→ EXERCISE REQUIREMENTS
Using the data below, tally the lines that include the string "PRODUCTS". Only the number is wanted.
───── SUPPLIED MATERIAL ─────
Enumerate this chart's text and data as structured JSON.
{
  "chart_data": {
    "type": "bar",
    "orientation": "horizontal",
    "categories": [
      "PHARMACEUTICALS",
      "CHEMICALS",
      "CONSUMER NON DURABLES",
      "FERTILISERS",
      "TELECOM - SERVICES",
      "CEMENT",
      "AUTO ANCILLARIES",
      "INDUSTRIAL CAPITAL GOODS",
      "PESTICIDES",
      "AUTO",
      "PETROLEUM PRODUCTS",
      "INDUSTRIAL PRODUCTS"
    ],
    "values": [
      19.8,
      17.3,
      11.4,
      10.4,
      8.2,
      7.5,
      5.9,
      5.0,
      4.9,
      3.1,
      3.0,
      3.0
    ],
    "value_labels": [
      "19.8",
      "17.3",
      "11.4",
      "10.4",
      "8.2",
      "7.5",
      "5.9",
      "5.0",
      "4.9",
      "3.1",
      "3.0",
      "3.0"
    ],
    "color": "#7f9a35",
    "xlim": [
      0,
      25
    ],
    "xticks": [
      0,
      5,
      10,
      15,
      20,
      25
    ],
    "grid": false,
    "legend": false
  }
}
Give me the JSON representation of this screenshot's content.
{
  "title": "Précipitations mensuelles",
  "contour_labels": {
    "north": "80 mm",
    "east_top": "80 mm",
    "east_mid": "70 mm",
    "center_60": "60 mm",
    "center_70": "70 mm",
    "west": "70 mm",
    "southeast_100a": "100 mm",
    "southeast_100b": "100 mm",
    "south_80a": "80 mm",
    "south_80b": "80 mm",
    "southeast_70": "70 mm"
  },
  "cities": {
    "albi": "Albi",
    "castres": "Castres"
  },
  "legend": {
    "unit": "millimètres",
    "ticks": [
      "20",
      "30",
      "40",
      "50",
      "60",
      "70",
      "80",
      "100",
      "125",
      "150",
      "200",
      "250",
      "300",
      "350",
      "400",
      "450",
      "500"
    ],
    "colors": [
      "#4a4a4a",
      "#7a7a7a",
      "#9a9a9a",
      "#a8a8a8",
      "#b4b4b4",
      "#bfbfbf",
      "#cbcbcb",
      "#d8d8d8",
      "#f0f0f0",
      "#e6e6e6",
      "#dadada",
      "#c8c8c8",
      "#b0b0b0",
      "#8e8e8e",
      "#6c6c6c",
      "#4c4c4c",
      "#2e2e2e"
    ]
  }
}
─────
→ TASK SOLUTION
2